Below are some records. Pull every line that contains the word "data".

..............................

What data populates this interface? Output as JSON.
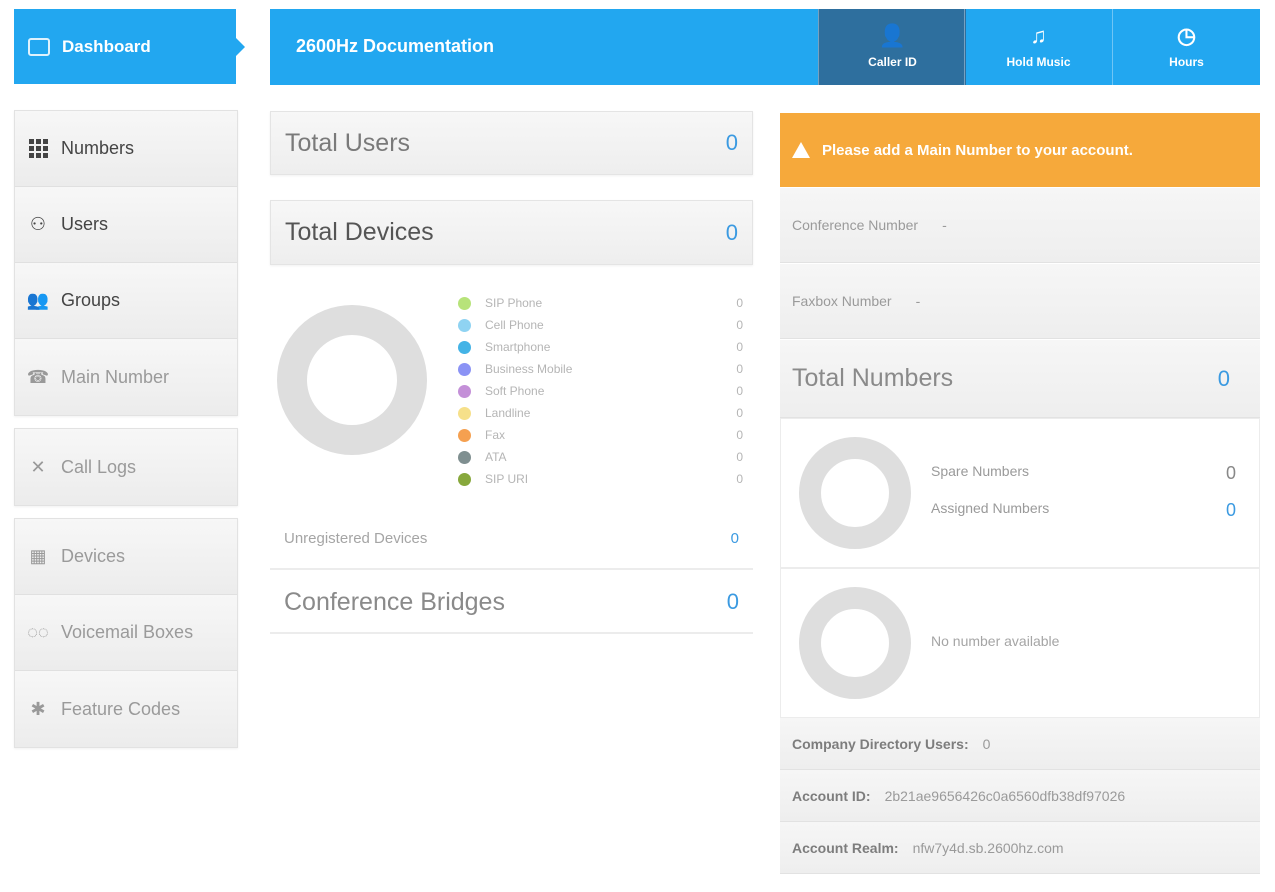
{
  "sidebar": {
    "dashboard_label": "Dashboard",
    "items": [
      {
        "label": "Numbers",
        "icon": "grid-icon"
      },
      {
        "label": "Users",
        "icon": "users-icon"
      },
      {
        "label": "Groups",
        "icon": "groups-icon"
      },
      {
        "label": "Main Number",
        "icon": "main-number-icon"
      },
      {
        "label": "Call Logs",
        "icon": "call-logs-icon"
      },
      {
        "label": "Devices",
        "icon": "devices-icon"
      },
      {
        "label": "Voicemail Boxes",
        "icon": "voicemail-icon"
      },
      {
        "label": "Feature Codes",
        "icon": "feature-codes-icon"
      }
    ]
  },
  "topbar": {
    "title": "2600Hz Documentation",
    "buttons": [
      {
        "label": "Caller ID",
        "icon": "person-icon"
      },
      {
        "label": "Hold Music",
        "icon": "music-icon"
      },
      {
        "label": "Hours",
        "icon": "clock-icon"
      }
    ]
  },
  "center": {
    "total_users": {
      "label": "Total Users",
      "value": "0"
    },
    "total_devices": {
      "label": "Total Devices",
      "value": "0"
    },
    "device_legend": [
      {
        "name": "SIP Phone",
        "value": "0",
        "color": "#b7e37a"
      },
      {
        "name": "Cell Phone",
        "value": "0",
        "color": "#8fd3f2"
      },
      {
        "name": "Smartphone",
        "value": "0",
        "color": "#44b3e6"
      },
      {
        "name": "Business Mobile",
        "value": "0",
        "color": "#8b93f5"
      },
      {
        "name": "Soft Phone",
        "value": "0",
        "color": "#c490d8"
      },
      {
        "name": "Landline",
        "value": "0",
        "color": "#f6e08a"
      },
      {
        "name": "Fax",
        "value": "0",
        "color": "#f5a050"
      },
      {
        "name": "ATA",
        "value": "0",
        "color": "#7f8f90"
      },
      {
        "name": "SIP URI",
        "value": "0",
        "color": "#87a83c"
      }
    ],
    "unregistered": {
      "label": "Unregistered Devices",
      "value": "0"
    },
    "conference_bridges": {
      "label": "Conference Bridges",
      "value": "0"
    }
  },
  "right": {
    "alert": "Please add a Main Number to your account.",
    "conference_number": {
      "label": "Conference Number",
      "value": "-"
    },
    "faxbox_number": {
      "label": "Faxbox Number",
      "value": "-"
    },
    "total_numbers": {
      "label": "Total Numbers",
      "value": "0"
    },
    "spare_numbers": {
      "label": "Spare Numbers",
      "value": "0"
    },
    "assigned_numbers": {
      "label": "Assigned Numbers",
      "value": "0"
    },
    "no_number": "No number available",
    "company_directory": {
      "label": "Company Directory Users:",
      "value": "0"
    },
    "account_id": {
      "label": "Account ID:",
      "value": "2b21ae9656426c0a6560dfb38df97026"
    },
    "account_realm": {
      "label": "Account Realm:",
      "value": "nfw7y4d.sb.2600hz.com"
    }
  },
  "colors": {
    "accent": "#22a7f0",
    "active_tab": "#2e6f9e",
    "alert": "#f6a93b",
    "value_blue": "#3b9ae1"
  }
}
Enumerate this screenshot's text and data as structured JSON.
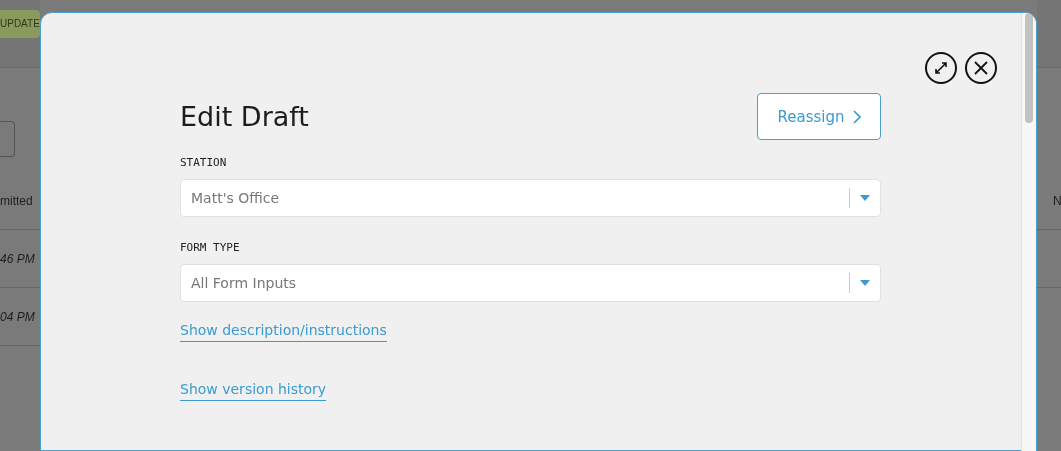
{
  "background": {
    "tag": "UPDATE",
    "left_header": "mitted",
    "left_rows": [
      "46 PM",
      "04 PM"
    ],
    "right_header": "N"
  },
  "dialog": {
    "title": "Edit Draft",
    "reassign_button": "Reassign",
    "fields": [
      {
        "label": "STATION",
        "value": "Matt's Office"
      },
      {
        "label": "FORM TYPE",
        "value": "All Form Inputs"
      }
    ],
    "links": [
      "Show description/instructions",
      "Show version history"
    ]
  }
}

..............................

#### Exercise solution:
What data populates this interface? Output as JSON.
Enumerate this screenshot's text and data as structured JSON.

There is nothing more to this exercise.